# [WHAT IS BEING ASKED]
All of the data that follows should be output again without any alteration.
START TASK INPUT
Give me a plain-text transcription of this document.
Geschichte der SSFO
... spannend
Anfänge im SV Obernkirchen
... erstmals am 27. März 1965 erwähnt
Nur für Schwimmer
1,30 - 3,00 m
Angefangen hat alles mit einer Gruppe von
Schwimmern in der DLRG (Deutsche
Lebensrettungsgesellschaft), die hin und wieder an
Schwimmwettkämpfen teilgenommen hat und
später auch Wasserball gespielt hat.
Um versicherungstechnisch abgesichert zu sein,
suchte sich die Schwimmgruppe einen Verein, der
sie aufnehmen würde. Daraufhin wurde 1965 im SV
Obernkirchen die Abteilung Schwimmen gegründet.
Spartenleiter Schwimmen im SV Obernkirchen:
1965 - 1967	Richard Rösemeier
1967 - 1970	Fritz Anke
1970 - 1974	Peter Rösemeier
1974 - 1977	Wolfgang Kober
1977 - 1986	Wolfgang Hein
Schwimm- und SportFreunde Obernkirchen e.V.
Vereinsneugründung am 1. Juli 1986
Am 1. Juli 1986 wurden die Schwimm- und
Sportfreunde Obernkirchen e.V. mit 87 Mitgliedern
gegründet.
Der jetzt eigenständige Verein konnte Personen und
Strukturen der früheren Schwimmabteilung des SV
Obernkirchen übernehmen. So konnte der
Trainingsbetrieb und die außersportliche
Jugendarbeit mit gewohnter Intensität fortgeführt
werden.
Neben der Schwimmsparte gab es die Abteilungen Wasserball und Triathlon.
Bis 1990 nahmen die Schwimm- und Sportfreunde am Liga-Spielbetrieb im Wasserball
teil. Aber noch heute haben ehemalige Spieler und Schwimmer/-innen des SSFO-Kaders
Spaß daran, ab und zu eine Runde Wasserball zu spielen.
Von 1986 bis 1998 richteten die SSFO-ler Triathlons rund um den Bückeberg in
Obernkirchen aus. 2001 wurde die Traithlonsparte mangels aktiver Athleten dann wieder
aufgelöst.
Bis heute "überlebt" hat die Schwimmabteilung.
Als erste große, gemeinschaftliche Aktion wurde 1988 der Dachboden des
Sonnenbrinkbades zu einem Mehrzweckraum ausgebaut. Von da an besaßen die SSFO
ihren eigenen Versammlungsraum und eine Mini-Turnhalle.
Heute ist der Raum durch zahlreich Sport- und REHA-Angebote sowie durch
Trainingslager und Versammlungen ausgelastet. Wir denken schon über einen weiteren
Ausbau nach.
END TASK INPUT
# [RESULT OF THIS EXERCISE]
Give me a plain-text transcription of this document.
Geschichte der SSFO
... spannend
Anfänge im SV Obernkirchen
... erstmals am 27. März 1965 erwähnt
Nur für Schwimmer
1,30 - 3,00 m
Angefangen hat alles mit einer Gruppe von
Schwimmern in der DLRG (Deutsche
Lebensrettungsgesellschaft), die hin und wieder an
Schwimmwettkämpfen teilgenommen hat und
später auch Wasserball gespielt hat.
Um versicherungstechnisch abgesichert zu sein,
suchte sich die Schwimmgruppe einen Verein, der
sie aufnehmen würde. Daraufhin wurde 1965 im SV
Obernkirchen die Abteilung Schwimmen gegründet.
Spartenleiter Schwimmen im SV Obernkirchen:
1965 - 1967	Richard Rösemeier
1967 - 1970	Fritz Anke
1970 - 1974	Peter Rösemeier
1974 - 1977	Wolfgang Kober
1977 - 1986	Wolfgang Hein
Schwimm- und SportFreunde Obernkirchen e.V.
Vereinsneugründung am 1. Juli 1986
Am 1. Juli 1986 wurden die Schwimm- und
Sportfreunde Obernkirchen e.V. mit 87 Mitgliedern
gegründet.
Der jetzt eigenständige Verein konnte Personen und
Strukturen der früheren Schwimmabteilung des SV
Obernkirchen übernehmen. So konnte der
Trainingsbetrieb und die außersportliche
Jugendarbeit mit gewohnter Intensität fortgeführt
werden.
Neben der Schwimmsparte gab es die Abteilungen Wasserball und Triathlon.
Bis 1990 nahmen die Schwimm- und Sportfreunde am Liga-Spielbetrieb im Wasserball
teil. Aber noch heute haben ehemalige Spieler und Schwimmer/-innen des SSFO-Kaders
Spaß daran, ab und zu eine Runde Wasserball zu spielen.
Von 1986 bis 1998 richteten die SSFO-ler Triathlons rund um den Bückeberg in
Obernkirchen aus. 2001 wurde die Traithlonsparte mangels aktiver Athleten dann wieder
aufgelöst.
Bis heute "überlebt" hat die Schwimmabteilung.
Als erste große, gemeinschaftliche Aktion wurde 1988 der Dachboden des
Sonnenbrinkbades zu einem Mehrzweckraum ausgebaut. Von da an besaßen die SSFO
ihren eigenen Versammlungsraum und eine Mini-Turnhalle.
Heute ist der Raum durch zahlreich Sport- und REHA-Angebote sowie durch
Trainingslager und Versammlungen ausgelastet. Wir denken schon über einen weiteren
Ausbau nach.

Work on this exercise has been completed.